=== Problem ===
Note each line of the listing that contains the string "content", and copy it.

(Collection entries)
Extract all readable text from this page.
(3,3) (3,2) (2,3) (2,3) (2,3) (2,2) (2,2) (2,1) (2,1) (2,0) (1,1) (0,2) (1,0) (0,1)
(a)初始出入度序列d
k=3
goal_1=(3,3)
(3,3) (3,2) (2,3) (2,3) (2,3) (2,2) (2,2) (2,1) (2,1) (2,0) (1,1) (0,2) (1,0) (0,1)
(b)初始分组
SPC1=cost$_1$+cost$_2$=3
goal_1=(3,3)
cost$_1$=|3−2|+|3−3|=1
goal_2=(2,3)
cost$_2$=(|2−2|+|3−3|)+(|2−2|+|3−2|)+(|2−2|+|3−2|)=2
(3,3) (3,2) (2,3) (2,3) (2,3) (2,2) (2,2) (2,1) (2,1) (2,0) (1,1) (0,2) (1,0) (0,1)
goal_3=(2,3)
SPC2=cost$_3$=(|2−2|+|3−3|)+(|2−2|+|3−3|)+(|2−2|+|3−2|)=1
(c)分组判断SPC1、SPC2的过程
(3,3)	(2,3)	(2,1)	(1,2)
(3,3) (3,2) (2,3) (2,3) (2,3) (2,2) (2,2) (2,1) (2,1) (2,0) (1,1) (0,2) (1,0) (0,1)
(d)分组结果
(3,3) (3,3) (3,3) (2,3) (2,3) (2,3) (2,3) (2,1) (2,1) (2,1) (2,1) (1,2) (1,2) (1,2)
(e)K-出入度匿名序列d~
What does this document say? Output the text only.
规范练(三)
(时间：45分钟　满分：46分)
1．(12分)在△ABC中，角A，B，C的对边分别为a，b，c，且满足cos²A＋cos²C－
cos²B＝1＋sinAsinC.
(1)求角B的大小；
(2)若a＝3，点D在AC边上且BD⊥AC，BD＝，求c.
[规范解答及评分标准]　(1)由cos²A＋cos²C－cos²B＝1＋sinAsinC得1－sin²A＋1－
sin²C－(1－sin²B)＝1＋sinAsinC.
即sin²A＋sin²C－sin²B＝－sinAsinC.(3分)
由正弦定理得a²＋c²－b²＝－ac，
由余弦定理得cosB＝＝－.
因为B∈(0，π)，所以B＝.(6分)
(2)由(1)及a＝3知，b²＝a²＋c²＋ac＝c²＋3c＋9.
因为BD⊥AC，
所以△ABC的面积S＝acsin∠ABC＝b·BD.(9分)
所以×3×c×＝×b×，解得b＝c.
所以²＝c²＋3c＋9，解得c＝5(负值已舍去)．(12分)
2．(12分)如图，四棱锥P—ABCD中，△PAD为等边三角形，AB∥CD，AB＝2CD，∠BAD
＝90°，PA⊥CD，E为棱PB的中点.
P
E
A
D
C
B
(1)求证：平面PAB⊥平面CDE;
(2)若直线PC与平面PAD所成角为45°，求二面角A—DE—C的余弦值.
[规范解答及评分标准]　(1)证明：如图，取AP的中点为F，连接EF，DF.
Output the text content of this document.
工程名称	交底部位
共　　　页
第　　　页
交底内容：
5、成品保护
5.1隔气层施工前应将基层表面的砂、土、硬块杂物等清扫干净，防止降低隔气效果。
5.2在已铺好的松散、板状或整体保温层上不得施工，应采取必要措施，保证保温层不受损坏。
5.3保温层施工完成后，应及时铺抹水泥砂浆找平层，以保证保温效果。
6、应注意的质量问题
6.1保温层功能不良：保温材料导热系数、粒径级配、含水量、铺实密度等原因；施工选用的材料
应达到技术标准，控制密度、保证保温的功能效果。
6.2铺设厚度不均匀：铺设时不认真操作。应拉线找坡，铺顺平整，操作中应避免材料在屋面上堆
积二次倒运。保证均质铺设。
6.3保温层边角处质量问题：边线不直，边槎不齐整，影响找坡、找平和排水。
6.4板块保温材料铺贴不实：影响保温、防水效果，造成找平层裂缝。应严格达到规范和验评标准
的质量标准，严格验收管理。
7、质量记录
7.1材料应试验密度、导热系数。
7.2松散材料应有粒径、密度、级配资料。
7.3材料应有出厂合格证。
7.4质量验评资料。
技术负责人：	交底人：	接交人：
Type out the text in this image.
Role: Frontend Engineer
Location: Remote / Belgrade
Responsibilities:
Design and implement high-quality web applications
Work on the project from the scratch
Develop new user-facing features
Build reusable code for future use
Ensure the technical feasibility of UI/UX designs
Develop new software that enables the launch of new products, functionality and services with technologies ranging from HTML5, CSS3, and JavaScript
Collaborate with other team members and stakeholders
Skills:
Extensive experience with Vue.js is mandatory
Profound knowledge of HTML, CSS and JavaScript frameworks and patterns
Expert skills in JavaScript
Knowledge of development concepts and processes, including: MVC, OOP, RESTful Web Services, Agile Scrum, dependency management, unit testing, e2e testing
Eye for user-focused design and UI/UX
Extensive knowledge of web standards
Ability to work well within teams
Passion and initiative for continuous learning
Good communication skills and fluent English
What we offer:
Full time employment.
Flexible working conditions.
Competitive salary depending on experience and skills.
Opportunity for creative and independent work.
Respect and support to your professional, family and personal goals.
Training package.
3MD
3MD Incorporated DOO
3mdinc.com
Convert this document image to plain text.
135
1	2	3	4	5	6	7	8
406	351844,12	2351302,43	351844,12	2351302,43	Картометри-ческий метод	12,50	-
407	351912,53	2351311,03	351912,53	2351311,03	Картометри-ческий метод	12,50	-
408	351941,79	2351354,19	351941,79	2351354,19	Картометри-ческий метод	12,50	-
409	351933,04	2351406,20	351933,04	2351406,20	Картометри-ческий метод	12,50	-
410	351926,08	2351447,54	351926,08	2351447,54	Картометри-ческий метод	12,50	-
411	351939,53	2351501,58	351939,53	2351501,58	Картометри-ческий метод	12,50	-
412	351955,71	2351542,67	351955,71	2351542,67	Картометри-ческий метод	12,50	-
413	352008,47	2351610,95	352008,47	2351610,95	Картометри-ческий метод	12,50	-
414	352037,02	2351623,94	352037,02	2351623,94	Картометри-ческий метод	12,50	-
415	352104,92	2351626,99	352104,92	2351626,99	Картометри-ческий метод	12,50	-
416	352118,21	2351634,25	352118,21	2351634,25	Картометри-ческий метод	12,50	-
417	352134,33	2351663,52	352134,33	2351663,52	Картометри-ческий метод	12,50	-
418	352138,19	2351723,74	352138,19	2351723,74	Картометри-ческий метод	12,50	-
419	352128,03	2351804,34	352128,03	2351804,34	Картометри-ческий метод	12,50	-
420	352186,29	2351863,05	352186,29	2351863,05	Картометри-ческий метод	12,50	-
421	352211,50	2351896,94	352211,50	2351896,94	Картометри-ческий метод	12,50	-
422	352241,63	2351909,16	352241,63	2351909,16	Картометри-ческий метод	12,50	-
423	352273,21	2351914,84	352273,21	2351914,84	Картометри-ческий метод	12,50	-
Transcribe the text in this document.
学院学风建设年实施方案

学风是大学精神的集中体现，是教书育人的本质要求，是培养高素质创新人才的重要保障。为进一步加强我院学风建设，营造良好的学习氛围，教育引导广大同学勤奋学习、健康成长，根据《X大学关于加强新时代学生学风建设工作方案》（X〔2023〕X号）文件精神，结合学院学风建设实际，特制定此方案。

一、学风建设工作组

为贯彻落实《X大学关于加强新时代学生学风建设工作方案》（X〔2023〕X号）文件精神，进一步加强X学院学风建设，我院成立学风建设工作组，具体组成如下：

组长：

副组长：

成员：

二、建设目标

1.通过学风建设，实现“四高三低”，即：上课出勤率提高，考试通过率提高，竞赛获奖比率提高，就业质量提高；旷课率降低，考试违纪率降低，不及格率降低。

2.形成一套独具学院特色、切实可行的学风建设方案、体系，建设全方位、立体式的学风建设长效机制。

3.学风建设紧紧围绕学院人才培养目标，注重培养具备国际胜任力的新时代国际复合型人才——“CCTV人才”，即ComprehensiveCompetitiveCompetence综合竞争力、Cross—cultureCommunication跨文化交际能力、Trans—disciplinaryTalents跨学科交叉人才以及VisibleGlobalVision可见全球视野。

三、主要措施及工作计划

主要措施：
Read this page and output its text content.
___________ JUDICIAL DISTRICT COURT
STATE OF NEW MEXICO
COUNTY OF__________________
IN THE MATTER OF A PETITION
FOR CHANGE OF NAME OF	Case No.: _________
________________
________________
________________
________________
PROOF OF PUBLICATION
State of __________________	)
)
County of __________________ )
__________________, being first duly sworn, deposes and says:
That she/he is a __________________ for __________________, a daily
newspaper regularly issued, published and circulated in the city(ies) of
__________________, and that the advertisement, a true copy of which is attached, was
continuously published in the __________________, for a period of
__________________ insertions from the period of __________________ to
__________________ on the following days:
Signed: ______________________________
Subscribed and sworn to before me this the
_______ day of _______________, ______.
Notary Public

=== Reply ===
Output the text content of this document.
Read this page and output its text content.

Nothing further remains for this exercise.